# [TASKS TO COMPLETE]
a: From the camcorder forum thread, copy out everything from "Hi bnswob2 and" down to "several options available).".
b: In the camcorder forum thread, why isn't viewing the videos through the camcorder's playback enough for the original poster? Answer in one to three sentences.

SELECTED EXCERPT start

# Please help!!! Importing videos from SD card/Sony Handycam



## bnswob2 (Nov 27, 2012)

I used a Sony Handycam DCR-SR68 to record some videos for a school project that is due in two days. The videos were recorded onto a Sandisk SDHC card. I can't seem to get the videos from the card to my computer. I've tried connecting the camcorder to the computer via USB and followed the instructions for PMB program included with the camcorder, and after that failed, tried inserting the SD card itself into the SD slot on the computer (Compaq something or other, just bought it a few months ago). No matter how I try to access the videos on my computer, I get message that says "No media files found", but clearly there are videos on the card! The only way I can view them is to insert the SD card into the camcorder and just view the playback, but I NEED them on my computer in order to do editing. Can someone please help?!! I've been trying for hours and can't come up with a solution


----------



## WereBo (Apr 5, 2008)

Hi bnswob2 and welcome to TSF :wave:

You should be OK with an 'SDHC Card reader', something like these *Link* (Sorry for UK prices, my browser defaults to UK) - You simply slip the card into the reader then plug it into a spare USB-socket (Also saves the camera-battery too), you can then browse the files using 'Windows Explorer' (Depending how your PC's set, you might get a little pop-up asking what you want to do, with several options available).

SELECTED EXCERPT end
AVAILABLE DATA start

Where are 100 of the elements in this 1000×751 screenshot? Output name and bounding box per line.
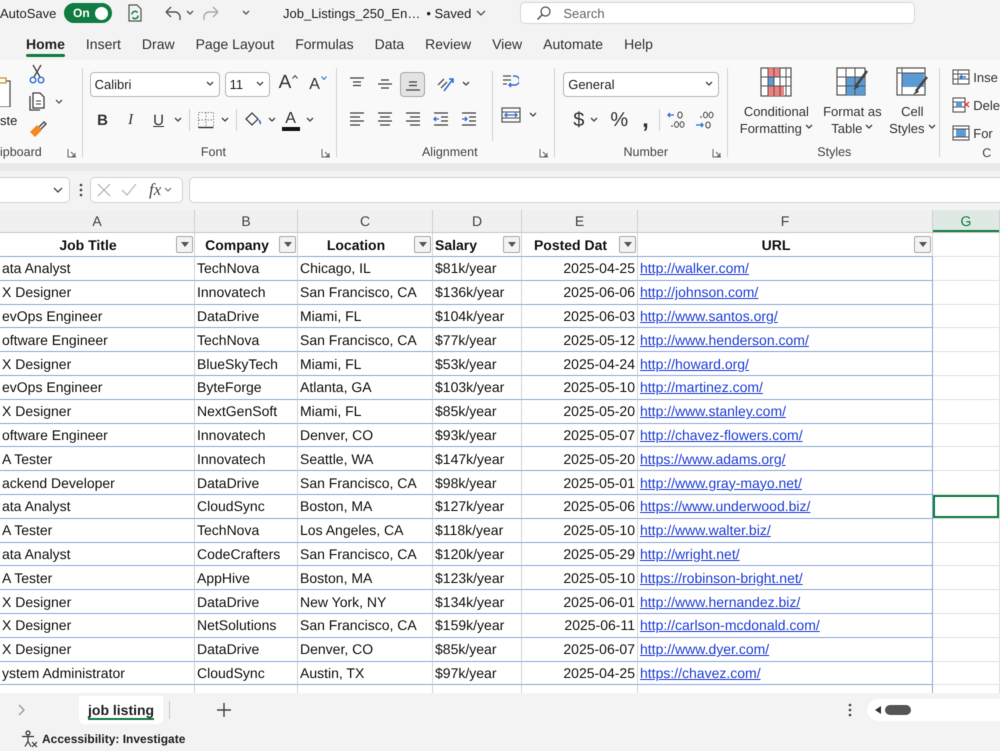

AVAILABLE DATA end

# [FINAL RESULTS]
a:
Hi bnswob2 and welcome to TSF :wave:

You should be OK with an 'SDHC Card reader', something like these *Link* (Sorry for UK prices, my browser defaults to UK) - You simply slip the card into the reader then plug it into a spare USB-socket (Also saves the camera-battery too), you can then browse the files using 'Windows Explorer' (Depending how your PC's set, you might get a little pop-up asking what you want to do, with several options available).

b: Camcorder playback only lets the poster watch the videos. They need the files on the computer so they can edit them for a school project due in two days.